WRITTEN EXERCISE. For the entries that follow, state how many lines include the word "Taxa", giving the number and nothing else.

━━━━━━━━━━

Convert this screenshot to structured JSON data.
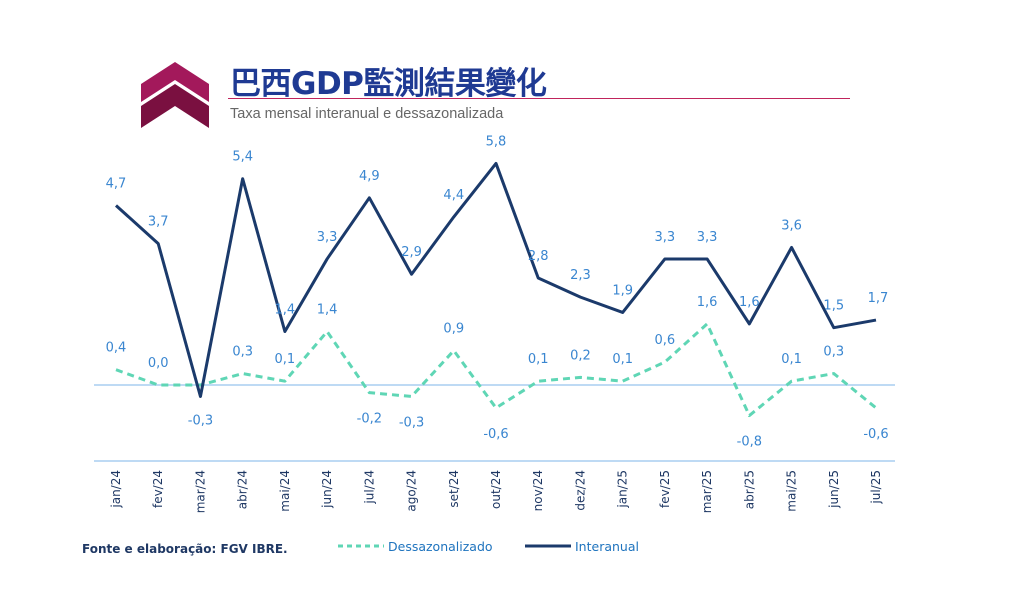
{
  "header": {
    "title": "巴西GDP監測結果變化",
    "subtitle": "Taxa mensal interanual e dessazonalizada"
  },
  "footer": {
    "source": "Fonte e elaboração: FGV IBRE."
  },
  "legend": {
    "seasonal": "Dessazonalizado",
    "interannual": "Interanual"
  },
  "colors": {
    "interannual": "#1b3a6b",
    "seasonal": "#5fd6b5",
    "label_blue": "#3a86d0",
    "label_dark": "#1f3864",
    "zero_line": "#a9cdf0",
    "logo_dark": "#7a1040",
    "logo_light": "#a3195b"
  },
  "chart_data": {
    "type": "line",
    "title": "巴西GDP監測結果變化",
    "subtitle": "Taxa mensal interanual e dessazonalizada",
    "xlabel": "",
    "ylabel": "",
    "ylim": [
      -1.5,
      6.5
    ],
    "grid": false,
    "legend_position": "bottom",
    "categories": [
      "jan/24",
      "fev/24",
      "mar/24",
      "abr/24",
      "mai/24",
      "jun/24",
      "jul/24",
      "ago/24",
      "set/24",
      "out/24",
      "nov/24",
      "dez/24",
      "jan/25",
      "fev/25",
      "mar/25",
      "abr/25",
      "mai/25",
      "jun/25",
      "jul/25"
    ],
    "series": [
      {
        "name": "Interanual",
        "style": "solid",
        "values": [
          4.7,
          3.7,
          -0.3,
          5.4,
          1.4,
          3.3,
          4.9,
          2.9,
          4.4,
          5.8,
          2.8,
          2.3,
          1.9,
          3.3,
          3.3,
          1.6,
          3.6,
          1.5,
          1.7
        ],
        "labels": [
          "4,7",
          "3,7",
          "-0,3",
          "5,4",
          "1,4",
          "3,3",
          "4,9",
          "2,9",
          "4,4",
          "5,8",
          "2,8",
          "2,3",
          "1,9",
          "3,3",
          "3,3",
          "1,6",
          "3,6",
          "1,5",
          "1,7"
        ]
      },
      {
        "name": "Dessazonalizado",
        "style": "dashed",
        "values": [
          0.4,
          0.0,
          0.0,
          0.3,
          0.1,
          1.4,
          -0.2,
          -0.3,
          0.9,
          -0.6,
          0.1,
          0.2,
          0.1,
          0.6,
          1.6,
          -0.8,
          0.1,
          0.3,
          -0.6
        ],
        "labels": [
          "0,4",
          "0,0",
          "",
          "0,3",
          "0,1",
          "1,4",
          "-0,2",
          "-0,3",
          "0,9",
          "-0,6",
          "0,1",
          "0,2",
          "0,1",
          "0,6",
          "1,6",
          "-0,8",
          "0,1",
          "0,3",
          "-0,6"
        ]
      }
    ]
  }
}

━━━━━━━━━━

EXPECTED OUTPUT. 2